STORED DATA:
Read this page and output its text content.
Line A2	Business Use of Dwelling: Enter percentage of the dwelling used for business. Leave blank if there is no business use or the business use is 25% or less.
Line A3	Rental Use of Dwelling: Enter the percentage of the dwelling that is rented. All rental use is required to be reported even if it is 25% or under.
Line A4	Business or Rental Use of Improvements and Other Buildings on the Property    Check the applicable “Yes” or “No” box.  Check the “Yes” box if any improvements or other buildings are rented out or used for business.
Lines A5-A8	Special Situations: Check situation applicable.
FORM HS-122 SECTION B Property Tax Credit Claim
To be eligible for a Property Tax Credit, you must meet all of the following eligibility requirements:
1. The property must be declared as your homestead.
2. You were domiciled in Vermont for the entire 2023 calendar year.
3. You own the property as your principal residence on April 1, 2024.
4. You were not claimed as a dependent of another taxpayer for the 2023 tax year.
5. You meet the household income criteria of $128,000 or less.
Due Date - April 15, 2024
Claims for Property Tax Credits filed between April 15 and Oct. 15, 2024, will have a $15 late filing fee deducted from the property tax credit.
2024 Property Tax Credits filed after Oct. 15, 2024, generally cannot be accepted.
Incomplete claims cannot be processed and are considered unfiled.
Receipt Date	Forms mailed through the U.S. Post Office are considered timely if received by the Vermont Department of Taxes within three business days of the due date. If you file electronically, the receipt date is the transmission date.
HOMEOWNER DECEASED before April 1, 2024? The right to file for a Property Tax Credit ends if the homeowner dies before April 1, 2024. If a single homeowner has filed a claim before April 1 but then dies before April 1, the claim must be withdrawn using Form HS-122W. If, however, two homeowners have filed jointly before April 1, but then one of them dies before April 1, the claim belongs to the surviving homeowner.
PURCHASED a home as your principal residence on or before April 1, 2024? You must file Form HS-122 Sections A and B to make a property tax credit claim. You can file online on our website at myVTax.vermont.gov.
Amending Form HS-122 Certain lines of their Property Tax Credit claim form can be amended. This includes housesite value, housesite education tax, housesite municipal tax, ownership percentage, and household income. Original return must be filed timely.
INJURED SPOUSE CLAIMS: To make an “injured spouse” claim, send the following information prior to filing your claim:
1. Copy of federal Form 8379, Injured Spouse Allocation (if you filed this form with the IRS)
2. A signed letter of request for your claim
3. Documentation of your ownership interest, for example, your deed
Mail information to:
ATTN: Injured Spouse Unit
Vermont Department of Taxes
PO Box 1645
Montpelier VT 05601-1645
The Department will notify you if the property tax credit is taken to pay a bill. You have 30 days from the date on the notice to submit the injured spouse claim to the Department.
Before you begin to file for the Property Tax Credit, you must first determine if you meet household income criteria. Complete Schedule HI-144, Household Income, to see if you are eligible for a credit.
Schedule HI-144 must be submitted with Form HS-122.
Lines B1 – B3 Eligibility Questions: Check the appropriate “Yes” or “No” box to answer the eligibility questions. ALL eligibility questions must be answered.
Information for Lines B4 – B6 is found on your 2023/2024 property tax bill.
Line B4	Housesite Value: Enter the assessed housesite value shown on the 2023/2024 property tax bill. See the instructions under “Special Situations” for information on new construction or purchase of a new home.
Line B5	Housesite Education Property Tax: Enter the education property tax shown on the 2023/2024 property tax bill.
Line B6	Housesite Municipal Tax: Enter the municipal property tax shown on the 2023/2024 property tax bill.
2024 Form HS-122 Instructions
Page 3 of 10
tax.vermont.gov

EXERCISE PROMPT: Out of the material above, select every line that holds the string "considered".

WRITTEN ANSWER:
Incomplete claims cannot be processed and are considered unfiled.
Receipt Date	Forms mailed through the U.S. Post Office are considered timely if received by the Vermont Department of Taxes within three business days of the due date. If you file electronically, the receipt date is the transmission date.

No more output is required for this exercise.